Objective:
Copy each line containing the word "nlevel" from the records that follow, please.

Input data:
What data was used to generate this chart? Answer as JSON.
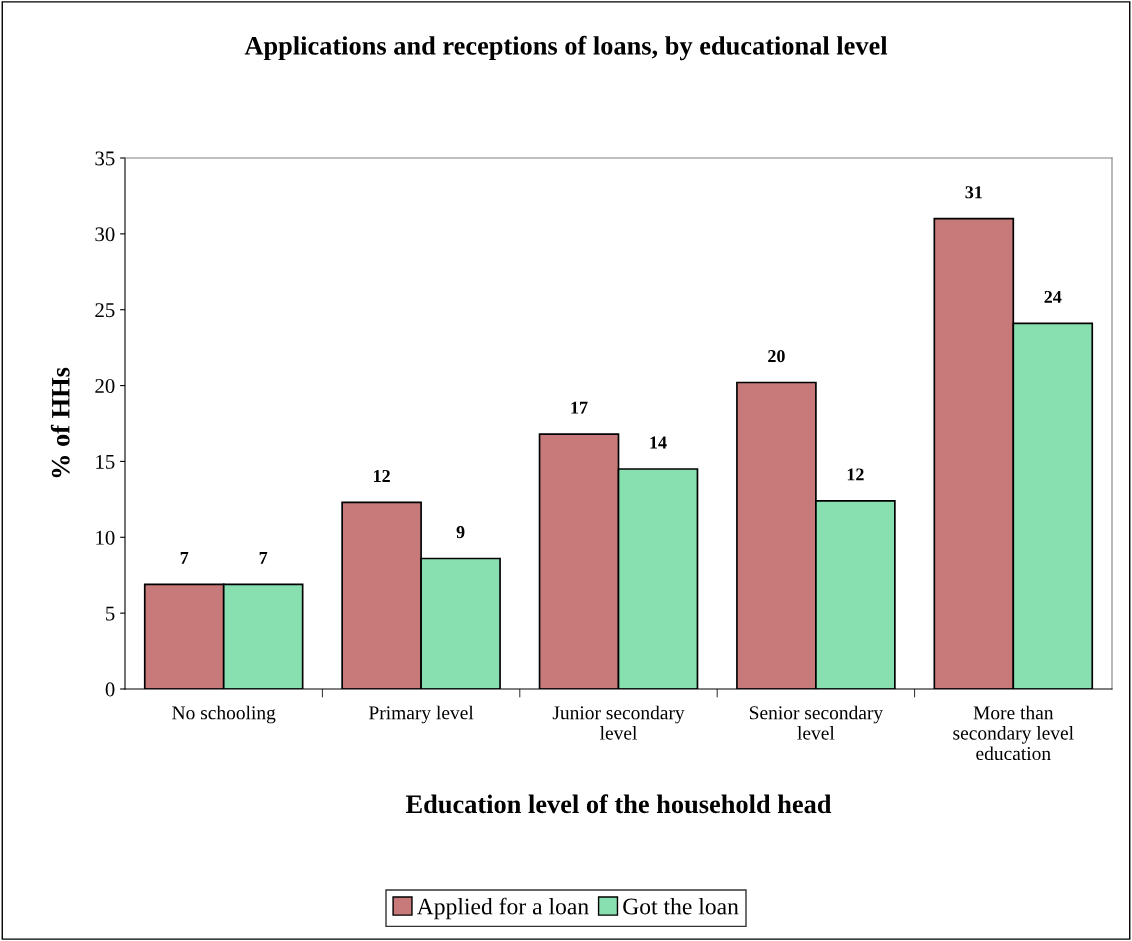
{
  "chart_data": {
    "type": "bar",
    "title": "Applications and receptions of loans, by educational level",
    "xlabel": "Education level of the household head",
    "ylabel": "% of HHs",
    "categories": [
      "No schooling",
      "Primary level",
      "Junior secondary\nlevel",
      "Senior secondary\nlevel",
      "More than\nsecondary level\neducation"
    ],
    "series": [
      {
        "name": "Applied for a loan",
        "color": "#c87a7a",
        "values": [
          6.9,
          12.3,
          16.8,
          20.2,
          31.0
        ],
        "value_labels": [
          "7",
          "12",
          "17",
          "20",
          "31"
        ]
      },
      {
        "name": "Got the loan",
        "color": "#88e0b0",
        "values": [
          6.9,
          8.6,
          14.5,
          12.4,
          24.1
        ],
        "value_labels": [
          "7",
          "9",
          "14",
          "12",
          "24"
        ]
      }
    ],
    "ylim": [
      0,
      35
    ],
    "yticks": [
      0,
      5,
      10,
      15,
      20,
      25,
      30,
      35
    ],
    "grid": false,
    "legend": "bottom"
  }
}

Solution to the exercise:
      "Junior secondary\nlevel",
      "Senior secondary\nlevel",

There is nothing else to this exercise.